> [What is needed] Copy every line of the entries that includes the word "from".

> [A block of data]

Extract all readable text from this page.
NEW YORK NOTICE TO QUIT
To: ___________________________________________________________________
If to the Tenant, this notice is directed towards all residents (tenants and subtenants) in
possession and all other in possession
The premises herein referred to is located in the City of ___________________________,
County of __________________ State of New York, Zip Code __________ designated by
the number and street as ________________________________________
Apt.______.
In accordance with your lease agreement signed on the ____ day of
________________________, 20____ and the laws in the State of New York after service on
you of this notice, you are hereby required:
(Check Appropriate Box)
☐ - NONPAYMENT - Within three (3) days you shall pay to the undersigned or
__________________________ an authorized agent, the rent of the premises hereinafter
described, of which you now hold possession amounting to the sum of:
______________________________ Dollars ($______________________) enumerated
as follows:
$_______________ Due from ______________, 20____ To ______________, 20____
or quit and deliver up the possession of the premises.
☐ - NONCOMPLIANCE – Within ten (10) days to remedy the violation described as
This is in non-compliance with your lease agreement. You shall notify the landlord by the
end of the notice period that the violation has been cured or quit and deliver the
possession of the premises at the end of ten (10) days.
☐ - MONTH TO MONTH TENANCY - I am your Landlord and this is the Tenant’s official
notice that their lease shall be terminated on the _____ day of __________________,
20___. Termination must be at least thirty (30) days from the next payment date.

> [Written response]
Extract all readable text from this page.
$_______________ Due from ______________, 20____ To ______________, 20____
20___. Termination must be at least thirty (30) days from the next payment date.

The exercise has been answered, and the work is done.